§ Goal of the exercise
In the entries below, count every line containing "name". Reply with the number alone.

§ Figure content listings
[start]
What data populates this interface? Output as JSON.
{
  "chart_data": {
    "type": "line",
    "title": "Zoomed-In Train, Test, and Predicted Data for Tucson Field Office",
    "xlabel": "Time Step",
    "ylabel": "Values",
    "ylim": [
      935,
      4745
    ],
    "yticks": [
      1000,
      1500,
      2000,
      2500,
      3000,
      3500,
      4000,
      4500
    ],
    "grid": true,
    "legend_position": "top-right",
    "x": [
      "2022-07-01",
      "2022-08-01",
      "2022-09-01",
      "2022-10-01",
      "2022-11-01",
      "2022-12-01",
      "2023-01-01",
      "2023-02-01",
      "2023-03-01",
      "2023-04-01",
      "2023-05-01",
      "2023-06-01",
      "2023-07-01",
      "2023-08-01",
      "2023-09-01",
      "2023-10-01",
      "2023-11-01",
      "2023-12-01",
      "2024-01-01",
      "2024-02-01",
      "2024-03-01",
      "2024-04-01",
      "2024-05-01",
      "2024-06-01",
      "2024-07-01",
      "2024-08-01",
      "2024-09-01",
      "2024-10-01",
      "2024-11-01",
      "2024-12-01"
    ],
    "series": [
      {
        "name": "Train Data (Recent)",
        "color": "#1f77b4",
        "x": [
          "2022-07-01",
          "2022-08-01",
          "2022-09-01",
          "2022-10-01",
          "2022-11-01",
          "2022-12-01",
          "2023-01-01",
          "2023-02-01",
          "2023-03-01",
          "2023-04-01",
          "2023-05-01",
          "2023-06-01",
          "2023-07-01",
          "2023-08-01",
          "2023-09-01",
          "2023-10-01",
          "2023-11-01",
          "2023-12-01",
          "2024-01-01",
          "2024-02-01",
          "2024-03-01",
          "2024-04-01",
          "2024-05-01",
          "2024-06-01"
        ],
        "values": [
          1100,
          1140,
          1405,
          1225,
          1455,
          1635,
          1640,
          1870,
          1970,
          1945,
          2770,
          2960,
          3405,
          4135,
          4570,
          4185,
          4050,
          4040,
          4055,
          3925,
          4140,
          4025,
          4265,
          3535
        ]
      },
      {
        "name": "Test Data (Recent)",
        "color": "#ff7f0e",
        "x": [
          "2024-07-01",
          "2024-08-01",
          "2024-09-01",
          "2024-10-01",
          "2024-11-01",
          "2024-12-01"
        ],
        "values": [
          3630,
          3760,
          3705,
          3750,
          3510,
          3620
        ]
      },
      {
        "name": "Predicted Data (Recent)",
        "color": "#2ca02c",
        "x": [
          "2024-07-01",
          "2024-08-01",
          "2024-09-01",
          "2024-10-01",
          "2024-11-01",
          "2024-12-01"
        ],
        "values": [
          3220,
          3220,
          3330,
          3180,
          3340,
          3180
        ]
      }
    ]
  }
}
[end]
§ Answer in full
3